* **DATA LINES**:
++++

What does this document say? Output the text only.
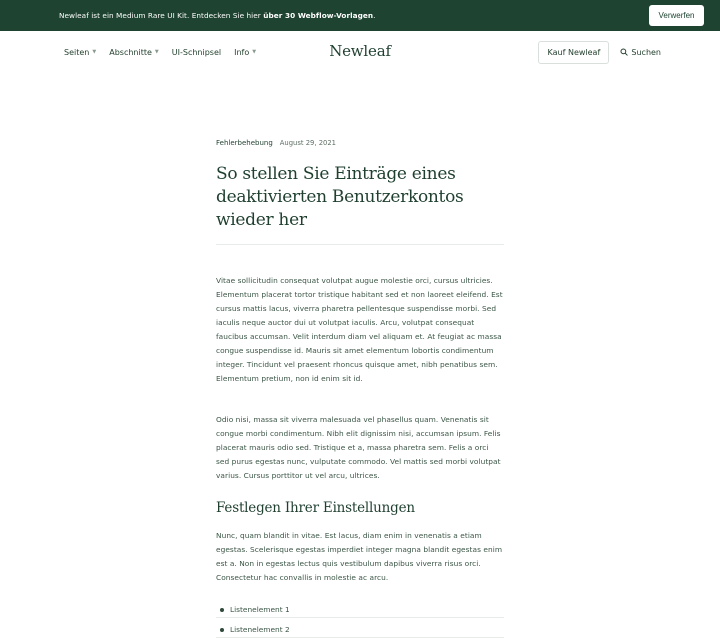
Newleaf ist ein Medium Rare UI Kit. Entdecken Sie hier über 30 Webflow-Vorlagen.	Verwerfen
Seiten ▼ Abschnitte ▼ UI-Schnipsel Info ▼	Newleaf	Kauf Newleaf	Suchen
Fehlerbehebung August 29, 2021
So stellen Sie Einträge eines deaktivierten Benutzerkontos wieder her

Vitae sollicitudin consequat volutpat augue molestie orci, cursus ultricies. Elementum placerat tortor tristique habitant sed et non laoreet eleifend. Est cursus mattis lacus, viverra pharetra pellentesque suspendisse morbi. Sed iaculis neque auctor dui ut volutpat iaculis. Arcu, volutpat consequat faucibus accumsan. Velit interdum diam vel aliquam et. At feugiat ac massa congue suspendisse id. Mauris sit amet elementum lobortis condimentum integer. Tincidunt vel praesent rhoncus quisque amet, nibh penatibus sem. Elementum pretium, non id enim sit id.

Odio nisi, massa sit viverra malesuada vel phasellus quam. Venenatis sit congue morbi condimentum. Nibh elit dignissim nisi, accumsan ipsum. Felis placerat mauris odio sed. Tristique et a, massa pharetra sem. Felis a orci sed purus egestas nunc, vulputate commodo. Vel mattis sed morbi volutpat varius. Cursus porttitor ut vel arcu, ultrices.

Festlegen Ihrer Einstellungen

Nunc, quam blandit in vitae. Est lacus, diam enim in venenatis a etiam egestas. Scelerisque egestas imperdiet integer magna blandit egestas enim est a. Non in egestas lectus quis vestibulum dapibus viverra risus orci. Consectetur hac convallis in molestie ac arcu.

Listenelement 1
Listenelement 2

++++

* **WHAT YOU ARE ASKED TO DO**: Exclude the pictures, and transcribe all of the material exactly.

* **EXPECTED ANSWER**:
What does this document say? Output the text only.
Newleaf ist ein Medium Rare UI Kit. Entdecken Sie hier über 30 Webflow-Vorlagen.	Verwerfen
Seiten ▼ Abschnitte ▼ UI-Schnipsel Info ▼	Newleaf	Kauf Newleaf	Suchen
Fehlerbehebung August 29, 2021
So stellen Sie Einträge eines deaktivierten Benutzerkontos wieder her

Vitae sollicitudin consequat volutpat augue molestie orci, cursus ultricies. Elementum placerat tortor tristique habitant sed et non laoreet eleifend. Est cursus mattis lacus, viverra pharetra pellentesque suspendisse morbi. Sed iaculis neque auctor dui ut volutpat iaculis. Arcu, volutpat consequat faucibus accumsan. Velit interdum diam vel aliquam et. At feugiat ac massa congue suspendisse id. Mauris sit amet elementum lobortis condimentum integer. Tincidunt vel praesent rhoncus quisque amet, nibh penatibus sem. Elementum pretium, non id enim sit id.

Odio nisi, massa sit viverra malesuada vel phasellus quam. Venenatis sit congue morbi condimentum. Nibh elit dignissim nisi, accumsan ipsum. Felis placerat mauris odio sed. Tristique et a, massa pharetra sem. Felis a orci sed purus egestas nunc, vulputate commodo. Vel mattis sed morbi volutpat varius. Cursus porttitor ut vel arcu, ultrices.

Festlegen Ihrer Einstellungen

Nunc, quam blandit in vitae. Est lacus, diam enim in venenatis a etiam egestas. Scelerisque egestas imperdiet integer magna blandit egestas enim est a. Non in egestas lectus quis vestibulum dapibus viverra risus orci. Consectetur hac convallis in molestie ac arcu.

Listenelement 1
Listenelement 2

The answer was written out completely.